Problem statement:
Replace each instance of "Patent image size" in the items with "Drawing dimensions". Leave all other wording unchanged.

Dataset items:
* Begin *
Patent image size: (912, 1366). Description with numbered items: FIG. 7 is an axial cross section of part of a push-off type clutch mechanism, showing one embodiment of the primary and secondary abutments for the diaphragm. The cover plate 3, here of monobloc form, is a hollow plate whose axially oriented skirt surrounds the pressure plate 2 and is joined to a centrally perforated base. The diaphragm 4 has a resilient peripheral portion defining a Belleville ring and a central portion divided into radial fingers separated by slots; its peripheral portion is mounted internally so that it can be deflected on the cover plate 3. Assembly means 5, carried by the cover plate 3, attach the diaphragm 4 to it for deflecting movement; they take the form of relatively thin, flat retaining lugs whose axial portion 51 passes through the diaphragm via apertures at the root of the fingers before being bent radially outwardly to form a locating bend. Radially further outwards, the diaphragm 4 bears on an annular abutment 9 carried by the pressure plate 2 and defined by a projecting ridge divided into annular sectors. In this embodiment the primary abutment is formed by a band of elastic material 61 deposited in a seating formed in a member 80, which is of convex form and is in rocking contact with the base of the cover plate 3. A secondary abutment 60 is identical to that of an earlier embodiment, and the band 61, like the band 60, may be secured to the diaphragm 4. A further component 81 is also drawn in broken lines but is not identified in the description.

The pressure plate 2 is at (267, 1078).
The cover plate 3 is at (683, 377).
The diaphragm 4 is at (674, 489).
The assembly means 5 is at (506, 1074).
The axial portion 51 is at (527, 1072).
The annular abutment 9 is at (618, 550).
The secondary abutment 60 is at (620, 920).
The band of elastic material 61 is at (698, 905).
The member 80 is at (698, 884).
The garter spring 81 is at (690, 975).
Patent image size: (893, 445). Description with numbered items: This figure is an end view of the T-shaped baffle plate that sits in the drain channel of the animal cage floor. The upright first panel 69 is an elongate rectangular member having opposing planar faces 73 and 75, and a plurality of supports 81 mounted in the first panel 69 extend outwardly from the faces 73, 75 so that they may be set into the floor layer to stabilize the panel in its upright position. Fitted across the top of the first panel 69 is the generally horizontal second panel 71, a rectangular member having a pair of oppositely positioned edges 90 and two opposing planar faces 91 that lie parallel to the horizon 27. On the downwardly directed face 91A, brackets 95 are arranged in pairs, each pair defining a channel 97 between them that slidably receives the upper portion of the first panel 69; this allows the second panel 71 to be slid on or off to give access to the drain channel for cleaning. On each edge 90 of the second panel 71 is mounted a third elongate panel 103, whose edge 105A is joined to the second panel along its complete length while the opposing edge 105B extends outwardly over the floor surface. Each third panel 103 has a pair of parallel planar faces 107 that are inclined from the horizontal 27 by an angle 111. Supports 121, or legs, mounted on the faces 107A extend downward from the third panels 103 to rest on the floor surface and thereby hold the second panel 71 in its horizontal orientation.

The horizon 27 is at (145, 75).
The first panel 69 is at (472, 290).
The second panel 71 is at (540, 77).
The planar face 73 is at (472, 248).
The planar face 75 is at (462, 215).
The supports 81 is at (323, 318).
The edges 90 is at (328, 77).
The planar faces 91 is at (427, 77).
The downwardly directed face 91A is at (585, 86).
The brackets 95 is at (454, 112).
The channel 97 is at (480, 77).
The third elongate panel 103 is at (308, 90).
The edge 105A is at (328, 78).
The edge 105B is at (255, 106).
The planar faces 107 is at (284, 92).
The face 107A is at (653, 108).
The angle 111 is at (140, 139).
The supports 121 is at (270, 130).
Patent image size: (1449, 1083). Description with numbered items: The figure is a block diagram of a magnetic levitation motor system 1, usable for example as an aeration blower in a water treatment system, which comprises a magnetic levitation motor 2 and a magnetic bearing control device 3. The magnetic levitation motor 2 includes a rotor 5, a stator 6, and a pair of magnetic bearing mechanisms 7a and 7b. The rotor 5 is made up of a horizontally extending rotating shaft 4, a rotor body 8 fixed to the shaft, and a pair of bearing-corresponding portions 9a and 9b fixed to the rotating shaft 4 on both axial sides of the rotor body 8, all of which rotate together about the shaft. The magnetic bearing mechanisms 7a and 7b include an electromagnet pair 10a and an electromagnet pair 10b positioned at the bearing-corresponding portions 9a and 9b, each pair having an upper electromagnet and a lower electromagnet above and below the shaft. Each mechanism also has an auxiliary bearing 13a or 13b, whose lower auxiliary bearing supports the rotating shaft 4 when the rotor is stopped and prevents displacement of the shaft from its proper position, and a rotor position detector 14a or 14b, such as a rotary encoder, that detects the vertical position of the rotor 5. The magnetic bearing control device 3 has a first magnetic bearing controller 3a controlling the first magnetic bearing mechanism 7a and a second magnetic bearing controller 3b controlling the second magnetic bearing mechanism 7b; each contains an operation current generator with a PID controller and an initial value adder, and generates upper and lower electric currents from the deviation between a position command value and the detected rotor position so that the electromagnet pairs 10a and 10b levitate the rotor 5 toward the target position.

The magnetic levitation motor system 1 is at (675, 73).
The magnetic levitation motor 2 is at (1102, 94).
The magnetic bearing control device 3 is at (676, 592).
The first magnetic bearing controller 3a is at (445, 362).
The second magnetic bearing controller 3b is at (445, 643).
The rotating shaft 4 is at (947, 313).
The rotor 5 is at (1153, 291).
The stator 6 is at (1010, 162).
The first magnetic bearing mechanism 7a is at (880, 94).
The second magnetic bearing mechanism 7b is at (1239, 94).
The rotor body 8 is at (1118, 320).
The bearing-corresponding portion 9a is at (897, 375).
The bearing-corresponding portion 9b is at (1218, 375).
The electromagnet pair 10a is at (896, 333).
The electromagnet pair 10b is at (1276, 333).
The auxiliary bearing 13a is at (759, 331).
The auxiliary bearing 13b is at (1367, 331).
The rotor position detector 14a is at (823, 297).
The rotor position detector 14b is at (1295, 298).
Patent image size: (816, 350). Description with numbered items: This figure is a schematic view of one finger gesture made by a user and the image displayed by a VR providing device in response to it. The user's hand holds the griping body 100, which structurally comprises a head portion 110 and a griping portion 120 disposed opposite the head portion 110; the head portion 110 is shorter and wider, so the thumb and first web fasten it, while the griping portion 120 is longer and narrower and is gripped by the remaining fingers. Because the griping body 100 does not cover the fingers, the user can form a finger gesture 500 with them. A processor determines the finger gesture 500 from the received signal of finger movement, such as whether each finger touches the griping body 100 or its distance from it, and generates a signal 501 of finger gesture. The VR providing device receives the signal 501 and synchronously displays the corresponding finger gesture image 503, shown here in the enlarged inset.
* End *
Output for this exercise:
Drawing dimensions: (912, 1366). Description with numbered items: FIG. 7 is an axial cross section of part of a push-off type clutch mechanism, showing one embodiment of the primary and secondary abutments for the diaphragm. The cover plate 3, here of monobloc form, is a hollow plate whose axially oriented skirt surrounds the pressure plate 2 and is joined to a centrally perforated base. The diaphragm 4 has a resilient peripheral portion defining a Belleville ring and a central portion divided into radial fingers separated by slots; its peripheral portion is mounted internally so that it can be deflected on the cover plate 3. Assembly means 5, carried by the cover plate 3, attach the diaphragm 4 to it for deflecting movement; they take the form of relatively thin, flat retaining lugs whose axial portion 51 passes through the diaphragm via apertures at the root of the fingers before being bent radially outwardly to form a locating bend. Radially further outwards, the diaphragm 4 bears on an annular abutment 9 carried by the pressure plate 2 and defined by a projecting ridge divided into annular sectors. In this embodiment the primary abutment is formed by a band of elastic material 61 deposited in a seating formed in a member 80, which is of convex form and is in rocking contact with the base of the cover plate 3. A secondary abutment 60 is identical to that of an earlier embodiment, and the band 61, like the band 60, may be secured to the diaphragm 4. A further component 81 is also drawn in broken lines but is not identified in the description.

The pressure plate 2 is at (267, 1078).
The cover plate 3 is at (683, 377).
The diaphragm 4 is at (674, 489).
The assembly means 5 is at (506, 1074).
The axial portion 51 is at (527, 1072).
The annular abutment 9 is at (618, 550).
The secondary abutment 60 is at (620, 920).
The band of elastic material 61 is at (698, 905).
The member 80 is at (698, 884).
The garter spring 81 is at (690, 975).
Drawing dimensions: (893, 445). Description with numbered items: This figure is an end view of the T-shaped baffle plate that sits in the drain channel of the animal cage floor. The upright first panel 69 is an elongate rectangular member having opposing planar faces 73 and 75, and a plurality of supports 81 mounted in the first panel 69 extend outwardly from the faces 73, 75 so that they may be set into the floor layer to stabilize the panel in its upright position. Fitted across the top of the first panel 69 is the generally horizontal second panel 71, a rectangular member having a pair of oppositely positioned edges 90 and two opposing planar faces 91 that lie parallel to the horizon 27. On the downwardly directed face 91A, brackets 95 are arranged in pairs, each pair defining a channel 97 between them that slidably receives the upper portion of the first panel 69; this allows the second panel 71 to be slid on or off to give access to the drain channel for cleaning. On each edge 90 of the second panel 71 is mounted a third elongate panel 103, whose edge 105A is joined to the second panel along its complete length while the opposing edge 105B extends outwardly over the floor surface. Each third panel 103 has a pair of parallel planar faces 107 that are inclined from the horizontal 27 by an angle 111. Supports 121, or legs, mounted on the faces 107A extend downward from the third panels 103 to rest on the floor surface and thereby hold the second panel 71 in its horizontal orientation.

The horizon 27 is at (145, 75).
The first panel 69 is at (472, 290).
The second panel 71 is at (540, 77).
The planar face 73 is at (472, 248).
The planar face 75 is at (462, 215).
The supports 81 is at (323, 318).
The edges 90 is at (328, 77).
The planar faces 91 is at (427, 77).
The downwardly directed face 91A is at (585, 86).
The brackets 95 is at (454, 112).
The channel 97 is at (480, 77).
The third elongate panel 103 is at (308, 90).
The edge 105A is at (328, 78).
The edge 105B is at (255, 106).
The planar faces 107 is at (284, 92).
The face 107A is at (653, 108).
The angle 111 is at (140, 139).
The supports 121 is at (270, 130).
Drawing dimensions: (1449, 1083). Description with numbered items: The figure is a block diagram of a magnetic levitation motor system 1, usable for example as an aeration blower in a water treatment system, which comprises a magnetic levitation motor 2 and a magnetic bearing control device 3. The magnetic levitation motor 2 includes a rotor 5, a stator 6, and a pair of magnetic bearing mechanisms 7a and 7b. The rotor 5 is made up of a horizontally extending rotating shaft 4, a rotor body 8 fixed to the shaft, and a pair of bearing-corresponding portions 9a and 9b fixed to the rotating shaft 4 on both axial sides of the rotor body 8, all of which rotate together about the shaft. The magnetic bearing mechanisms 7a and 7b include an electromagnet pair 10a and an electromagnet pair 10b positioned at the bearing-corresponding portions 9a and 9b, each pair having an upper electromagnet and a lower electromagnet above and below the shaft. Each mechanism also has an auxiliary bearing 13a or 13b, whose lower auxiliary bearing supports the rotating shaft 4 when the rotor is stopped and prevents displacement of the shaft from its proper position, and a rotor position detector 14a or 14b, such as a rotary encoder, that detects the vertical position of the rotor 5. The magnetic bearing control device 3 has a first magnetic bearing controller 3a controlling the first magnetic bearing mechanism 7a and a second magnetic bearing controller 3b controlling the second magnetic bearing mechanism 7b; each contains an operation current generator with a PID controller and an initial value adder, and generates upper and lower electric currents from the deviation between a position command value and the detected rotor position so that the electromagnet pairs 10a and 10b levitate the rotor 5 toward the target position.

The magnetic levitation motor system 1 is at (675, 73).
The magnetic levitation motor 2 is at (1102, 94).
The magnetic bearing control device 3 is at (676, 592).
The first magnetic bearing controller 3a is at (445, 362).
The second magnetic bearing controller 3b is at (445, 643).
The rotating shaft 4 is at (947, 313).
The rotor 5 is at (1153, 291).
The stator 6 is at (1010, 162).
The first magnetic bearing mechanism 7a is at (880, 94).
The second magnetic bearing mechanism 7b is at (1239, 94).
The rotor body 8 is at (1118, 320).
The bearing-corresponding portion 9a is at (897, 375).
The bearing-corresponding portion 9b is at (1218, 375).
The electromagnet pair 10a is at (896, 333).
The electromagnet pair 10b is at (1276, 333).
The auxiliary bearing 13a is at (759, 331).
The auxiliary bearing 13b is at (1367, 331).
The rotor position detector 14a is at (823, 297).
The rotor position detector 14b is at (1295, 298).
Drawing dimensions: (816, 350). Description with numbered items: This figure is a schematic view of one finger gesture made by a user and the image displayed by a VR providing device in response to it. The user's hand holds the griping body 100, which structurally comprises a head portion 110 and a griping portion 120 disposed opposite the head portion 110; the head portion 110 is shorter and wider, so the thumb and first web fasten it, while the griping portion 120 is longer and narrower and is gripped by the remaining fingers. Because the griping body 100 does not cover the fingers, the user can form a finger gesture 500 with them. A processor determines the finger gesture 500 from the received signal of finger movement, such as whether each finger touches the griping body 100 or its distance from it, and generates a signal 501 of finger gesture. The VR providing device receives the signal 501 and synchronously displays the corresponding finger gesture image 503, shown here in the enlarged inset.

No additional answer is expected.